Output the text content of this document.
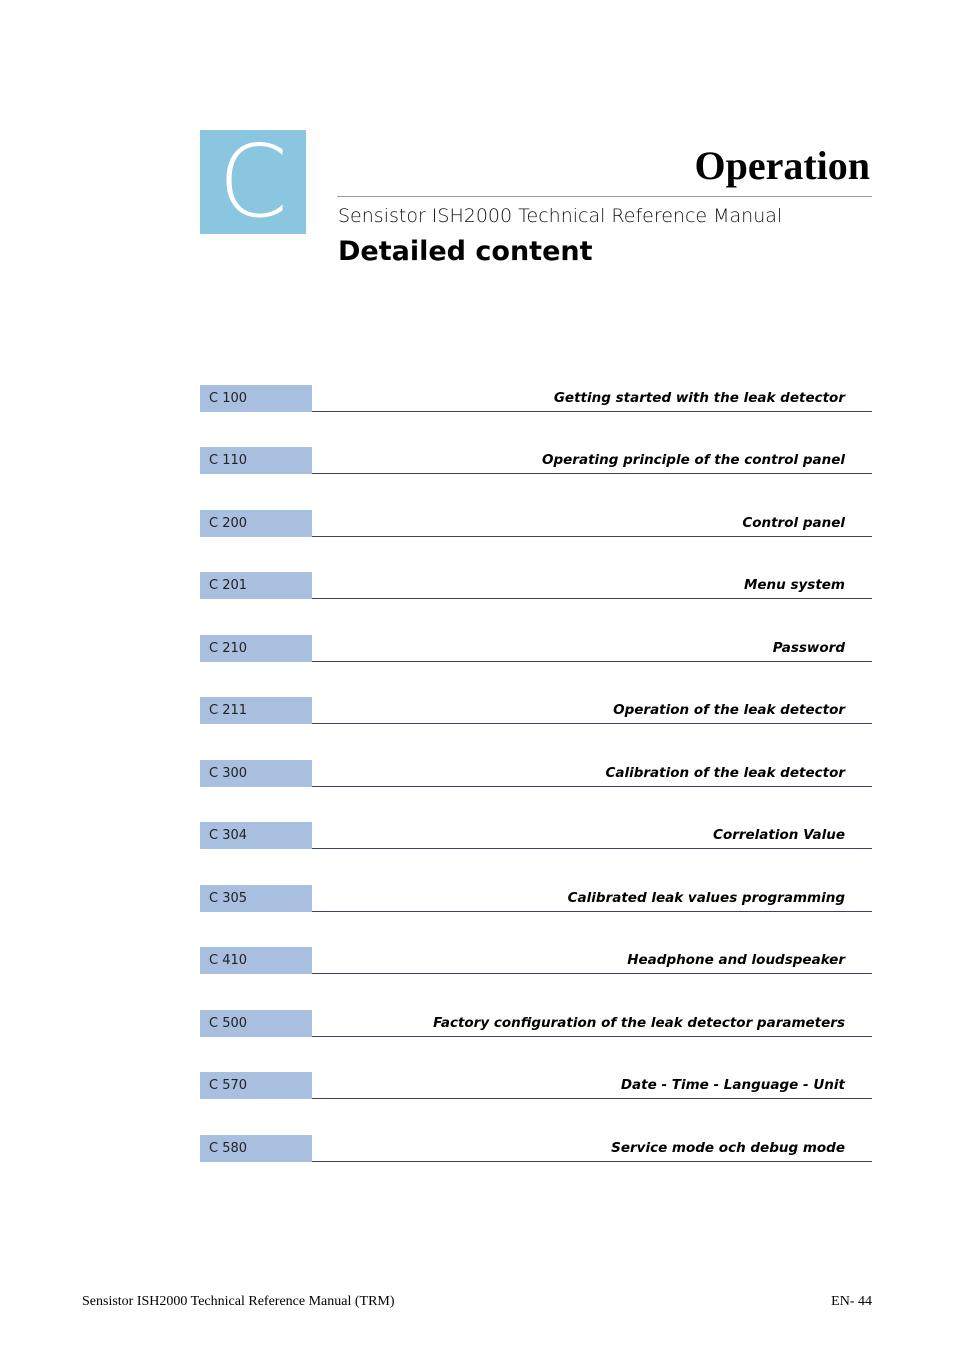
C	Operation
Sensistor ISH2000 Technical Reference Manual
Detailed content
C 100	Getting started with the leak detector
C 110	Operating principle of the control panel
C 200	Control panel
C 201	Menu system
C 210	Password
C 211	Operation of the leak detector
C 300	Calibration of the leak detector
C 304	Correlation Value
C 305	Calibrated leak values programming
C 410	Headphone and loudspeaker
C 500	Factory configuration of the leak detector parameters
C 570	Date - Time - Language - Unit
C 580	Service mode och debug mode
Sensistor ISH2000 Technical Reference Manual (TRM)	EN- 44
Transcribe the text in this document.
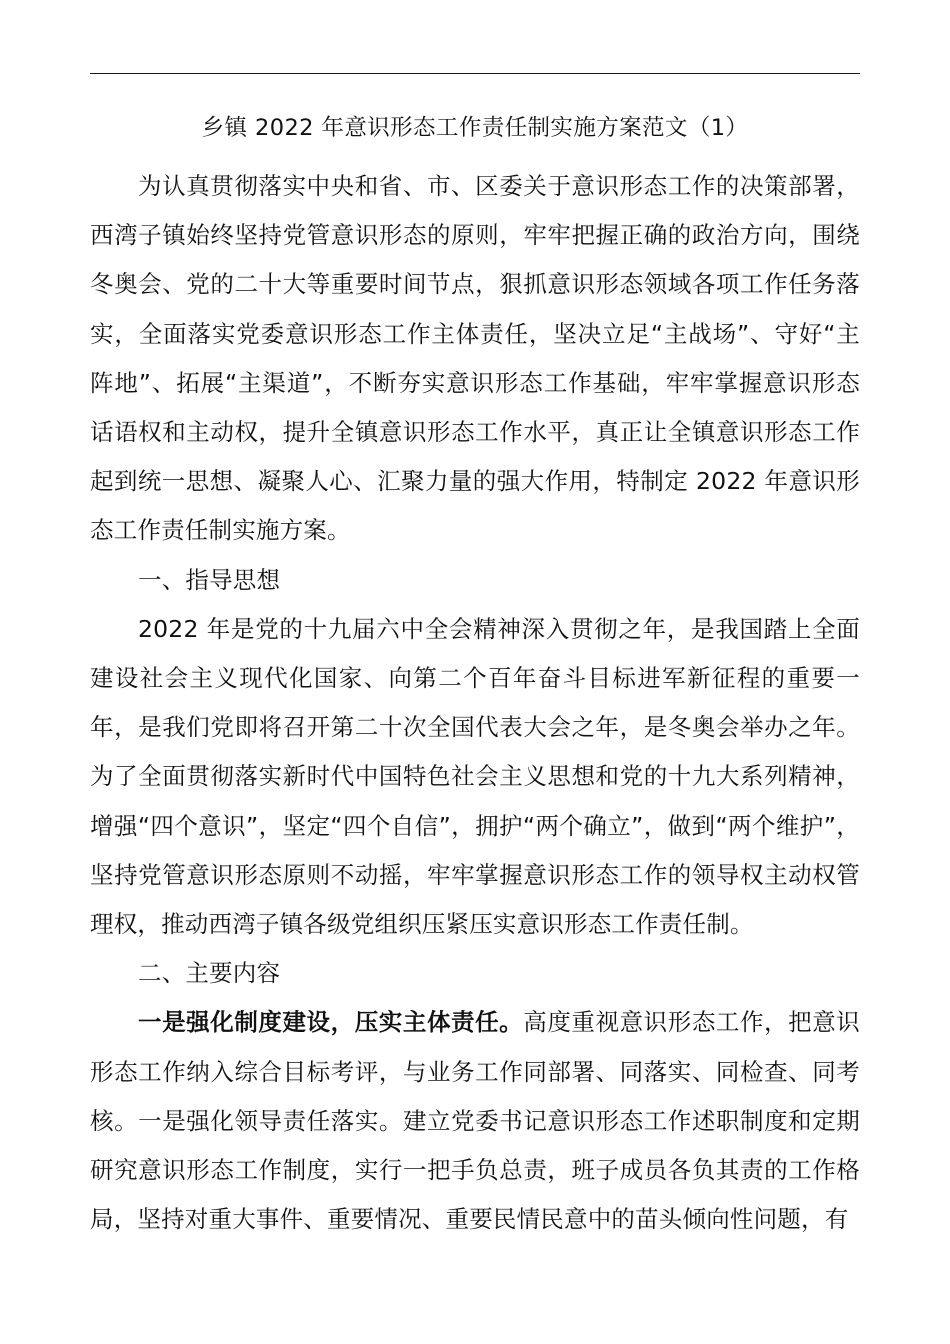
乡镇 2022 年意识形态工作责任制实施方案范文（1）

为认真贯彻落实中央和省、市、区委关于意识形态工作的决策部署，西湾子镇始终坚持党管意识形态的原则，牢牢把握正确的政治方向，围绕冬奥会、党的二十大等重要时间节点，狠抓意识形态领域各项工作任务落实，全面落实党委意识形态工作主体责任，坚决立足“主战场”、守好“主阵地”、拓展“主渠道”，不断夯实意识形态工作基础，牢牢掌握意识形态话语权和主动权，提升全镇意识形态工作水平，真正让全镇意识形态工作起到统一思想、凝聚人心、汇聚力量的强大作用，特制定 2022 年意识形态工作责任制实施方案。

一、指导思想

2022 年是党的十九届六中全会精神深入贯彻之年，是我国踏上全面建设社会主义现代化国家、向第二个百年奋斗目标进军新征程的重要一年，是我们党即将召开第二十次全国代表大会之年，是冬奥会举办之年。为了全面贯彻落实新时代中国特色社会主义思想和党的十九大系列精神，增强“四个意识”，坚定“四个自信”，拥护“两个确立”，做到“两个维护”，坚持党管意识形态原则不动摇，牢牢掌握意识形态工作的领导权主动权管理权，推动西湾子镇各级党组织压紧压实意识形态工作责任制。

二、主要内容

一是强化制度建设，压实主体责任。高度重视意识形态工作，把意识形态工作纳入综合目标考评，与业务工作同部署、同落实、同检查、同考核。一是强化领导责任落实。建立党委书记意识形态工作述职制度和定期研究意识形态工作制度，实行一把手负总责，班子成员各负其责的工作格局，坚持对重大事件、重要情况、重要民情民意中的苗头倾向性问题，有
================
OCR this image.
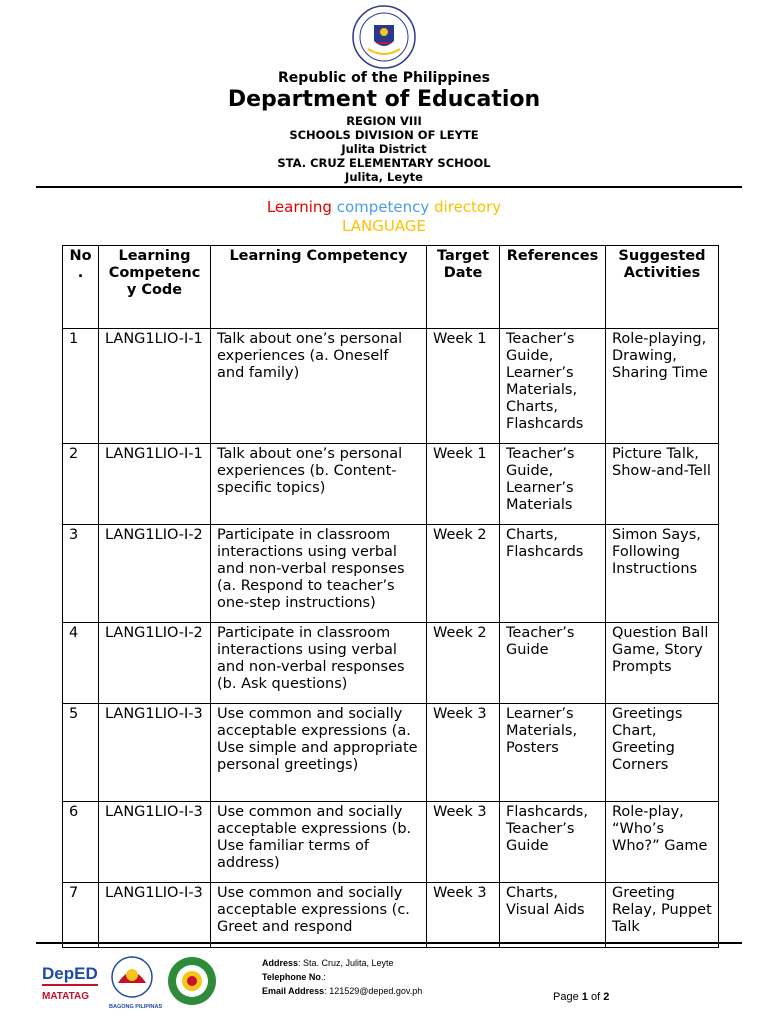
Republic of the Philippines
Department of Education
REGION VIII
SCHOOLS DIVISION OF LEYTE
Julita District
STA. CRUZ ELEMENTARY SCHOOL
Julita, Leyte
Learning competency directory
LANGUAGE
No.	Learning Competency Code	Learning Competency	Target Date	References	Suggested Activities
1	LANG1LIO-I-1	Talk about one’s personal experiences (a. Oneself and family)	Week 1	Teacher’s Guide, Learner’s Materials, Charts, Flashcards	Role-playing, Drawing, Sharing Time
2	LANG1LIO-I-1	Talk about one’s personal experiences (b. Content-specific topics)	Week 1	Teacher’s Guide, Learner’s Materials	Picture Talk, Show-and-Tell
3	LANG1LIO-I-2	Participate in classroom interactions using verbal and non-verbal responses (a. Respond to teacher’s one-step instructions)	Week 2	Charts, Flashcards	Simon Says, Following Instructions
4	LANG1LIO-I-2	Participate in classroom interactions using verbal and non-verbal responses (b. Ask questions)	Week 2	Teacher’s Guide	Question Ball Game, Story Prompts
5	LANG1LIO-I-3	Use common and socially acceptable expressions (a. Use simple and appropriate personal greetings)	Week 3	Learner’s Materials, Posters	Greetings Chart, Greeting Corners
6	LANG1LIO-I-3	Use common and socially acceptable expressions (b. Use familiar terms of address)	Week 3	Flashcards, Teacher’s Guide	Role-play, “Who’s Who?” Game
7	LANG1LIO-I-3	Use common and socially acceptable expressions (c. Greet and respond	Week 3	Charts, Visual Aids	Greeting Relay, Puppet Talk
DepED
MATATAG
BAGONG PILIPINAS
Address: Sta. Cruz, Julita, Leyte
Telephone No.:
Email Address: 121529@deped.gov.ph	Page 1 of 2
================
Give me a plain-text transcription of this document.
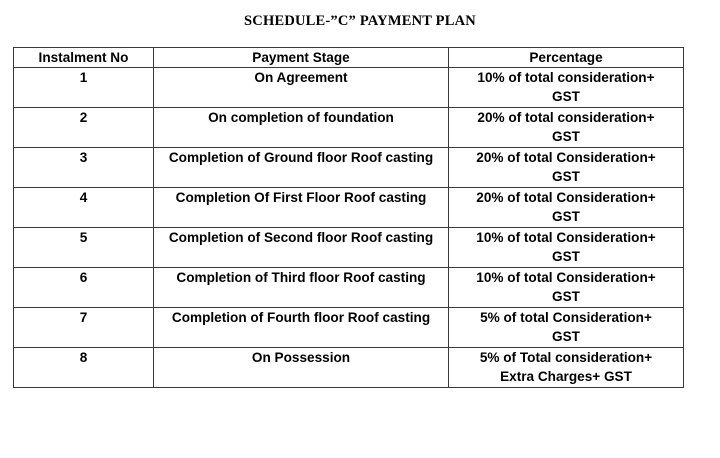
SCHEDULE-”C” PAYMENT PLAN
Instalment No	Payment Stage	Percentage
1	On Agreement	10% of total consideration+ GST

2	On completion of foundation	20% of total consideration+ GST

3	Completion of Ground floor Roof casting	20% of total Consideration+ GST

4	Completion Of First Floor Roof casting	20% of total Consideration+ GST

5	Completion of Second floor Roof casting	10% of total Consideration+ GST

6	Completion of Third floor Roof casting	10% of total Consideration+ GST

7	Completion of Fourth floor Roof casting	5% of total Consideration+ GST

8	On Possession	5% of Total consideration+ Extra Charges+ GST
================
• REQUIREMENTS
How many of the lines above hold "interactions"? Answer with only the number.

• THE OUTPUT
2